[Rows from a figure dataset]
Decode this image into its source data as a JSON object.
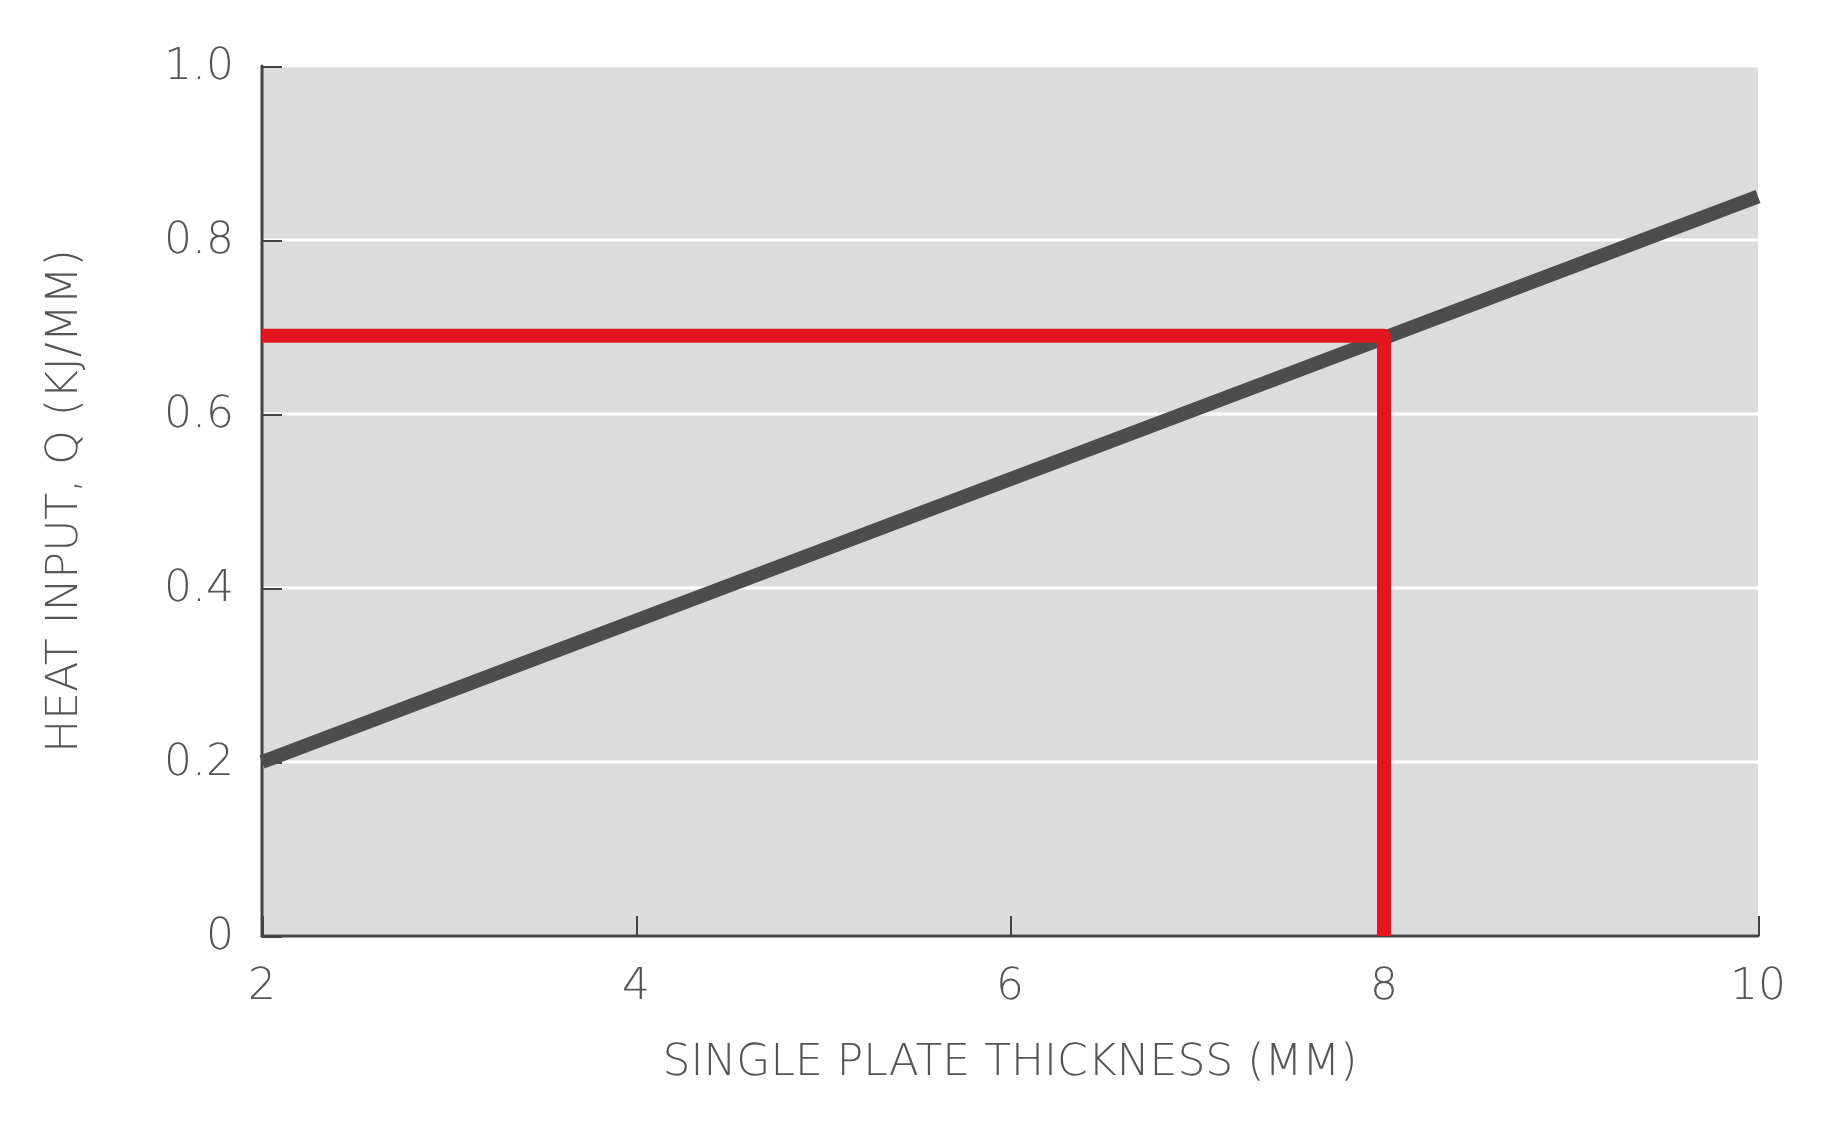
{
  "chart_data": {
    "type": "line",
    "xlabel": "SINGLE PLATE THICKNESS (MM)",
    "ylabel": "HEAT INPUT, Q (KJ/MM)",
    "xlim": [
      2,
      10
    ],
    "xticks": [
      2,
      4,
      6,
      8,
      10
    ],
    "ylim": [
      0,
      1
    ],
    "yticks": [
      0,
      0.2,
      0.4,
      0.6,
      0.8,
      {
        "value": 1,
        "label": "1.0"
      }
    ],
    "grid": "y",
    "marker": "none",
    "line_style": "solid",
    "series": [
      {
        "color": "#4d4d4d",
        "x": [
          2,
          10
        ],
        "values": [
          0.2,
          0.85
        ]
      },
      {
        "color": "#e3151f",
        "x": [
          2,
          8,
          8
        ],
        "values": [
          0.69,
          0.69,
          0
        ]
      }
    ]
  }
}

TASK PROMPT -
Go through the entries above and print each one exactly, minus the pictures.

SOLVED PROBLEM -
Decode this image into its source data as a JSON object.
{
  "chart_data": {
    "type": "line",
    "xlabel": "SINGLE PLATE THICKNESS (MM)",
    "ylabel": "HEAT INPUT, Q (KJ/MM)",
    "xlim": [
      2,
      10
    ],
    "xticks": [
      2,
      4,
      6,
      8,
      10
    ],
    "ylim": [
      0,
      1
    ],
    "yticks": [
      0,
      0.2,
      0.4,
      0.6,
      0.8,
      {
        "value": 1,
        "label": "1.0"
      }
    ],
    "grid": "y",
    "marker": "none",
    "line_style": "solid",
    "series": [
      {
        "color": "#4d4d4d",
        "x": [
          2,
          10
        ],
        "values": [
          0.2,
          0.85
        ]
      },
      {
        "color": "#e3151f",
        "x": [
          2,
          8,
          8
        ],
        "values": [
          0.69,
          0.69,
          0
        ]
      }
    ]
  }
}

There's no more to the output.